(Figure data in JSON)
===============
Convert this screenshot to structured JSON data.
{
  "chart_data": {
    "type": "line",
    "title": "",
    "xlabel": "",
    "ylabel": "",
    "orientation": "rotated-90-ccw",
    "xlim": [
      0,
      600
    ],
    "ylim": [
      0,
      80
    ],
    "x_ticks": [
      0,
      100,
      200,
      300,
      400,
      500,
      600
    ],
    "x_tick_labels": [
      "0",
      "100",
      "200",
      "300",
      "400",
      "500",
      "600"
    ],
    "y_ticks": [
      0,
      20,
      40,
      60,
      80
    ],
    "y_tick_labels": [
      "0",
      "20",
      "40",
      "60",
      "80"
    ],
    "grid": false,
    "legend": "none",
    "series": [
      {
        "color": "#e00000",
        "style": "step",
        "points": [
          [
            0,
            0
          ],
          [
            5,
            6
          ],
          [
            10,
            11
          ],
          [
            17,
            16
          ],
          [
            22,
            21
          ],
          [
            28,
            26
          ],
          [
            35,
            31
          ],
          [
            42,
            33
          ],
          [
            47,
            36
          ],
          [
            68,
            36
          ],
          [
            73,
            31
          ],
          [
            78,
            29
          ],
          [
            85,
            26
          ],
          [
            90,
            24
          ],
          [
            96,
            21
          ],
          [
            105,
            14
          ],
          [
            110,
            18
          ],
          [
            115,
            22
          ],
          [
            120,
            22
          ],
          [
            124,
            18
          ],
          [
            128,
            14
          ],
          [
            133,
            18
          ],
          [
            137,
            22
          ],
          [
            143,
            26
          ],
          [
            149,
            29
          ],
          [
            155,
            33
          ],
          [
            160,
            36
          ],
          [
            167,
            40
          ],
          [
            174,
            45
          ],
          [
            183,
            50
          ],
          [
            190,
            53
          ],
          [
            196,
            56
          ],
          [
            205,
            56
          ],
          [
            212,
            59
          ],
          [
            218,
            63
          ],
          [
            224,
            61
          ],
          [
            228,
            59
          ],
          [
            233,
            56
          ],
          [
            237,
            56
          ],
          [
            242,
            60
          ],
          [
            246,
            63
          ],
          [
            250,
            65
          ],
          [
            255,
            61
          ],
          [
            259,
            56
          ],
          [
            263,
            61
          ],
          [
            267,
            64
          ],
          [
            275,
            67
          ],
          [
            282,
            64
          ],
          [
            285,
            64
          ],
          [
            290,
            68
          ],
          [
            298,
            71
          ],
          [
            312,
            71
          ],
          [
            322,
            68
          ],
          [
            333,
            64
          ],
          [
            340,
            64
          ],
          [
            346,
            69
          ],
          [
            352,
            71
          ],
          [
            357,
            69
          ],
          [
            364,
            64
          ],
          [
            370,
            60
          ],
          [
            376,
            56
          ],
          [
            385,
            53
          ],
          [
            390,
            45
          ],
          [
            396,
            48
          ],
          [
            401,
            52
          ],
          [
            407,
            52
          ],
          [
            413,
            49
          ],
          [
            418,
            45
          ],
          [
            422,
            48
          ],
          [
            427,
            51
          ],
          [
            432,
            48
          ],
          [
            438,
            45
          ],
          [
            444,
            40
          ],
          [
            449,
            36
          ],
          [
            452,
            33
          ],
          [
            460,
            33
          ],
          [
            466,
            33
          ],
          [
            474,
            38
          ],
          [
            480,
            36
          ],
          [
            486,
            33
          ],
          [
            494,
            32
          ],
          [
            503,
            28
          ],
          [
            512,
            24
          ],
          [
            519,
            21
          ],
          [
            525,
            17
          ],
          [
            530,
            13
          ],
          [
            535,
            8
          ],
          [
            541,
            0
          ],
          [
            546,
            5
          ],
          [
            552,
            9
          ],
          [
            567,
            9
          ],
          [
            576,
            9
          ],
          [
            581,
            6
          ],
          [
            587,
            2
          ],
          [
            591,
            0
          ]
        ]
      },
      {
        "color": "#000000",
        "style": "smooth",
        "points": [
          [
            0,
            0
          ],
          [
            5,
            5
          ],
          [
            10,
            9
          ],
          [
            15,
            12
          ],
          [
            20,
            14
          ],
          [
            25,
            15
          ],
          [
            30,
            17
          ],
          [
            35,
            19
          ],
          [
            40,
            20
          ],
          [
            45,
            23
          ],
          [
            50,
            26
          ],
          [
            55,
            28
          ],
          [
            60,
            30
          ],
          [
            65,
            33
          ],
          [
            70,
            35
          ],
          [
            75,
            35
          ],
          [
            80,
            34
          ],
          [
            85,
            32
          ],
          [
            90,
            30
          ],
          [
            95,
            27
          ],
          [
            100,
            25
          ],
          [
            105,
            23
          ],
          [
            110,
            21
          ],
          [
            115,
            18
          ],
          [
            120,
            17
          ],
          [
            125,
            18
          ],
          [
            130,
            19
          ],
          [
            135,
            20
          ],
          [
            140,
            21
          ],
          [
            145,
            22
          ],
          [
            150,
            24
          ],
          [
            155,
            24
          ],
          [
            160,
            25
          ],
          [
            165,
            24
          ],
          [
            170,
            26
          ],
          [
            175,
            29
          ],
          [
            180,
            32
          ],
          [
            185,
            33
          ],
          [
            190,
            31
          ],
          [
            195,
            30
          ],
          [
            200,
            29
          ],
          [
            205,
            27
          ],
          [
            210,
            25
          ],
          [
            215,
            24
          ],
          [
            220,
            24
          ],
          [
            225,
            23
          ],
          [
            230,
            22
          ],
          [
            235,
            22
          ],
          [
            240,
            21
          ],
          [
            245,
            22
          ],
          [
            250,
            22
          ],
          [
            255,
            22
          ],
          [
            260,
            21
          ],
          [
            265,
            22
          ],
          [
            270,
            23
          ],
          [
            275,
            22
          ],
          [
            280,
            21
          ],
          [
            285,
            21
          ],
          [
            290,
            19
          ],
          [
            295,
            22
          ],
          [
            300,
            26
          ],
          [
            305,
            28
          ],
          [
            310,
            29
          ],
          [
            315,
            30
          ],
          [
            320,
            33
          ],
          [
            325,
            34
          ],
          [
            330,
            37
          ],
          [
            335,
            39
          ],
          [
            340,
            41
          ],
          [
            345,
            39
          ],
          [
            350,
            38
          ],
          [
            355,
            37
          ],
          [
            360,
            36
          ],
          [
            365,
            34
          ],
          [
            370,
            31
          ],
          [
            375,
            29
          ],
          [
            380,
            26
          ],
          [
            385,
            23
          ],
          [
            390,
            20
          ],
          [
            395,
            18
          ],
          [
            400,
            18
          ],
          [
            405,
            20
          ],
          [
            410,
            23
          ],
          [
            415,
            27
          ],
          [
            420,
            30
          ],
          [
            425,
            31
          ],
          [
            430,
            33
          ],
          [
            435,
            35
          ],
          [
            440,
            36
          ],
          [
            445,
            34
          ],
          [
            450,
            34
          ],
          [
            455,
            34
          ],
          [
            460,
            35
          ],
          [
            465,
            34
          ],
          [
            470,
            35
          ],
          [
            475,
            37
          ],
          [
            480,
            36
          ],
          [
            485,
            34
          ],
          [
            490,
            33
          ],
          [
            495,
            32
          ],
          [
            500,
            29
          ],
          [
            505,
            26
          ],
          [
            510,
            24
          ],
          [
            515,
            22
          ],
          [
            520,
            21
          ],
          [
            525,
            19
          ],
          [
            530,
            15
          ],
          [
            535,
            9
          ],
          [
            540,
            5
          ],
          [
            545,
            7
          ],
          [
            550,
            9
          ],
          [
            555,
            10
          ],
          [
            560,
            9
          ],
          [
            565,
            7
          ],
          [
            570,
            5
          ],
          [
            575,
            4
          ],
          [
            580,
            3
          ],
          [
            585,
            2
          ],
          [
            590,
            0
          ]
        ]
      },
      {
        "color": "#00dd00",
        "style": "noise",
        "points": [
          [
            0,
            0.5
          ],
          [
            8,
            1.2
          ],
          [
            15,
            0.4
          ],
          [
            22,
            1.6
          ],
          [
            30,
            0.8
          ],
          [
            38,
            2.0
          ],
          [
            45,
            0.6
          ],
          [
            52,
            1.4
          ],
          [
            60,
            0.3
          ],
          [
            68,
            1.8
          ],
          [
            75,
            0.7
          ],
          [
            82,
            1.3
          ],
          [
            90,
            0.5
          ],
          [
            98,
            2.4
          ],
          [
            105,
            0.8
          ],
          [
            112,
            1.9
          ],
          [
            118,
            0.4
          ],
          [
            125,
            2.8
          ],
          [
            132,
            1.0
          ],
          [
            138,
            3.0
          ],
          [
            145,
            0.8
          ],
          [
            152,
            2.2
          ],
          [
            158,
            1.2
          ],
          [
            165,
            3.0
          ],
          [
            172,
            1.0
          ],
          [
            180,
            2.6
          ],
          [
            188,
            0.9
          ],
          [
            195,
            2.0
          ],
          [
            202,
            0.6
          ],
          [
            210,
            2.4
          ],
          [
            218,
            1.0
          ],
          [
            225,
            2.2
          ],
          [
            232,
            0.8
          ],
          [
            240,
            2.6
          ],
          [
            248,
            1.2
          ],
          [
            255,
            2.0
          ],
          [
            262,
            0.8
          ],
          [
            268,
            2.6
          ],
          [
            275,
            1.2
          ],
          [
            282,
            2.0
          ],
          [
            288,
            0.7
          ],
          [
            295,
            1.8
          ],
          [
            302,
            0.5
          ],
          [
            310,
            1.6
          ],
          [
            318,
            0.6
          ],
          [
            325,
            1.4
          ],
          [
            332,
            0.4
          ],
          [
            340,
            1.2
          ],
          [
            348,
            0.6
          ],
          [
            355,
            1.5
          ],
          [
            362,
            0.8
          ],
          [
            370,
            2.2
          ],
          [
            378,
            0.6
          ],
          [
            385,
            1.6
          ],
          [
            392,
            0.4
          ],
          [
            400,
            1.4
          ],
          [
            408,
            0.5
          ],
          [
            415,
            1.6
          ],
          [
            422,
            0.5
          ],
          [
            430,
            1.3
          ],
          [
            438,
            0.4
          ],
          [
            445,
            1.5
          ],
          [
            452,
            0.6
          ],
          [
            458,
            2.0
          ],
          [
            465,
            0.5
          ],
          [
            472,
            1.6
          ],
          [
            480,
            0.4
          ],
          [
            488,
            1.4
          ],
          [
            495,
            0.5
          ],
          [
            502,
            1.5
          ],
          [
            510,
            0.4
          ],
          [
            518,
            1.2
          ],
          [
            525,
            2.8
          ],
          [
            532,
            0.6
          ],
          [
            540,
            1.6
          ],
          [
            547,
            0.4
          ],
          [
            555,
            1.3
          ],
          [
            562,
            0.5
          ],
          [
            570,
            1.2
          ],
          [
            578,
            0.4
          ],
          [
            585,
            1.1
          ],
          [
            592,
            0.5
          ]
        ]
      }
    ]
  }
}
===============
- _WHAT THE TASK ASKS_: Where a line of the material above holds the string "color", copy that line.

- _ANSWER TO THIS EXERCISE_:
        "color": "#e00000",
        "color": "#000000",
        "color": "#00dd00",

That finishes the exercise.